>> begin GIVEN DATA
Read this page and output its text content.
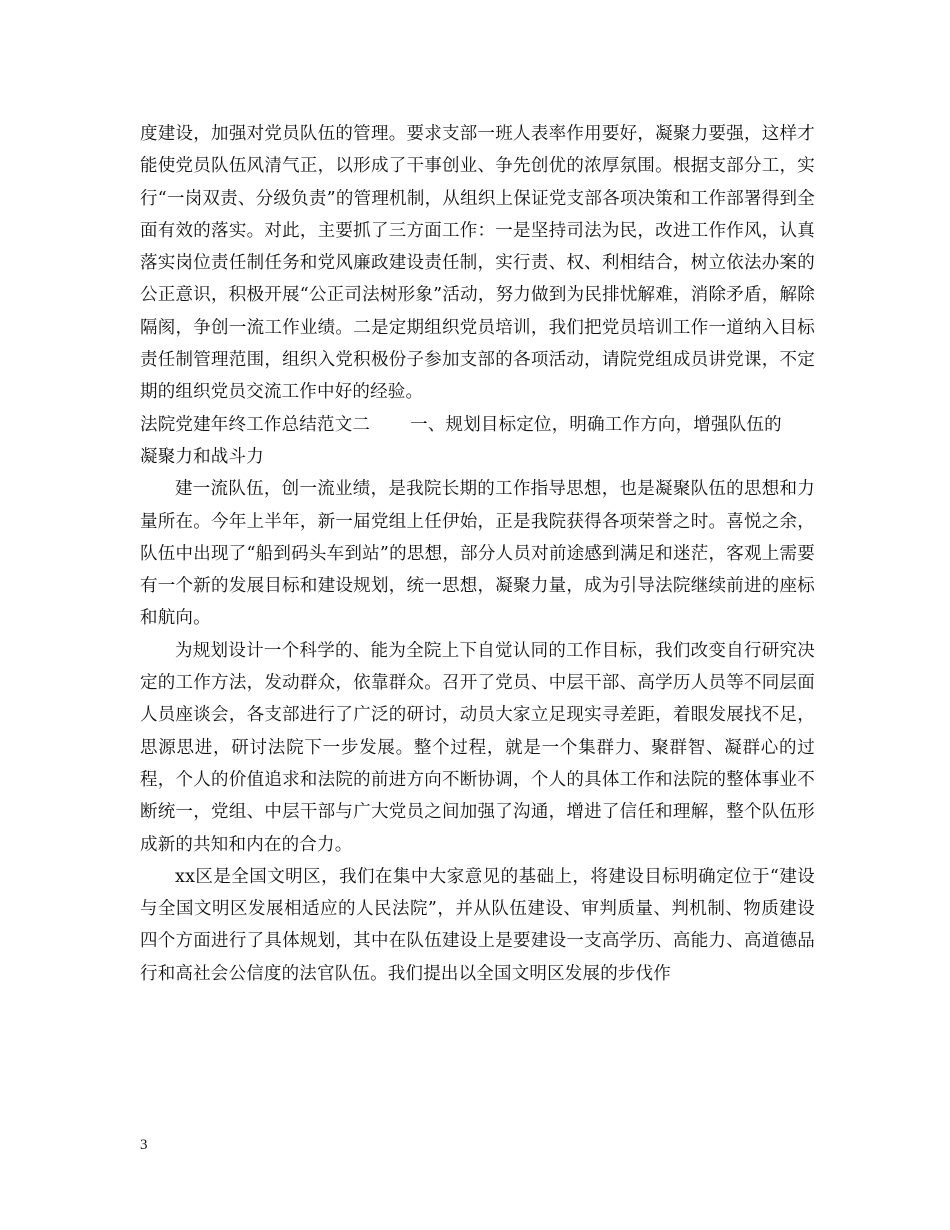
度建设，加强对党员队伍的管理。要求支部一班人表率作用要好，凝聚力要强，这样才能使党员队伍风清气正，以形成了干事创业、争先创优的浓厚氛围。根据支部分工，实行“一岗双责、分级负责”的管理机制，从组织上保证党支部各项决策和工作部署得到全面有效的落实。对此，主要抓了三方面工作：一是坚持司法为民，改进工作作风，认真落实岗位责任制任务和党风廉政建设责任制，实行责、权、利相结合，树立依法办案的公正意识，积极开展“公正司法树形象”活动，努力做到为民排忧解难，消除矛盾，解除隔阂，争创一流工作业绩。二是定期组织党员培训，我们把党员培训工作一道纳入目标责任制管理范围，组织入党积极份子参加支部的各项活动，请院党组成员讲党课，不定期的组织党员交流工作中好的经验。

法院党建年终工作总结范文二 一、规划目标定位，明确工作方向，增强队伍的

凝聚力和战斗力

建一流队伍，创一流业绩，是我院长期的工作指导思想，也是凝聚队伍的思想和力量所在。今年上半年，新一届党组上任伊始，正是我院获得各项荣誉之时。喜悦之余，队伍中出现了“船到码头车到站”的思想，部分人员对前途感到满足和迷茫，客观上需要有一个新的发展目标和建设规划，统一思想，凝聚力量，成为引导法院继续前进的座标和航向。

为规划设计一个科学的、能为全院上下自觉认同的工作目标，我们改变自行研究决定的工作方法，发动群众，依靠群众。召开了党员、中层干部、高学历人员等不同层面人员座谈会，各支部进行了广泛的研讨，动员大家立足现实寻差距，着眼发展找不足，思源思进，研讨法院下一步发展。整个过程，就是一个集群力、聚群智、凝群心的过程，个人的价值追求和法院的前进方向不断协调，个人的具体工作和法院的整体事业不断统一，党组、中层干部与广大党员之间加强了沟通，增进了信任和理解，整个队伍形成新的共知和内在的合力。

xx区是全国文明区，我们在集中大家意见的基础上，将建设目标明确定位于“建设与全国文明区发展相适应的人民法院”，并从队伍建设、审判质量、判机制、物质建设四个方面进行了具体规划，其中在队伍建设上是要建设一支高学历、高能力、高道德品行和高社会公信度的法官队伍。我们提出以全国文明区发展的步伐作

3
>> end GIVEN DATA
Every line of the data should be copied as it stands, without the images.

EXERCISE OUTPUT:
Read this page and output its text content.
度建设，加强对党员队伍的管理。要求支部一班人表率作用要好，凝聚力要强，这样才能使党员队伍风清气正，以形成了干事创业、争先创优的浓厚氛围。根据支部分工，实行“一岗双责、分级负责”的管理机制，从组织上保证党支部各项决策和工作部署得到全面有效的落实。对此，主要抓了三方面工作：一是坚持司法为民，改进工作作风，认真落实岗位责任制任务和党风廉政建设责任制，实行责、权、利相结合，树立依法办案的公正意识，积极开展“公正司法树形象”活动，努力做到为民排忧解难，消除矛盾，解除隔阂，争创一流工作业绩。二是定期组织党员培训，我们把党员培训工作一道纳入目标责任制管理范围，组织入党积极份子参加支部的各项活动，请院党组成员讲党课，不定期的组织党员交流工作中好的经验。

法院党建年终工作总结范文二 一、规划目标定位，明确工作方向，增强队伍的

凝聚力和战斗力

建一流队伍，创一流业绩，是我院长期的工作指导思想，也是凝聚队伍的思想和力量所在。今年上半年，新一届党组上任伊始，正是我院获得各项荣誉之时。喜悦之余，队伍中出现了“船到码头车到站”的思想，部分人员对前途感到满足和迷茫，客观上需要有一个新的发展目标和建设规划，统一思想，凝聚力量，成为引导法院继续前进的座标和航向。

为规划设计一个科学的、能为全院上下自觉认同的工作目标，我们改变自行研究决定的工作方法，发动群众，依靠群众。召开了党员、中层干部、高学历人员等不同层面人员座谈会，各支部进行了广泛的研讨，动员大家立足现实寻差距，着眼发展找不足，思源思进，研讨法院下一步发展。整个过程，就是一个集群力、聚群智、凝群心的过程，个人的价值追求和法院的前进方向不断协调，个人的具体工作和法院的整体事业不断统一，党组、中层干部与广大党员之间加强了沟通，增进了信任和理解，整个队伍形成新的共知和内在的合力。

xx区是全国文明区，我们在集中大家意见的基础上，将建设目标明确定位于“建设与全国文明区发展相适应的人民法院”，并从队伍建设、审判质量、判机制、物质建设四个方面进行了具体规划，其中在队伍建设上是要建设一支高学历、高能力、高道德品行和高社会公信度的法官队伍。我们提出以全国文明区发展的步伐作

3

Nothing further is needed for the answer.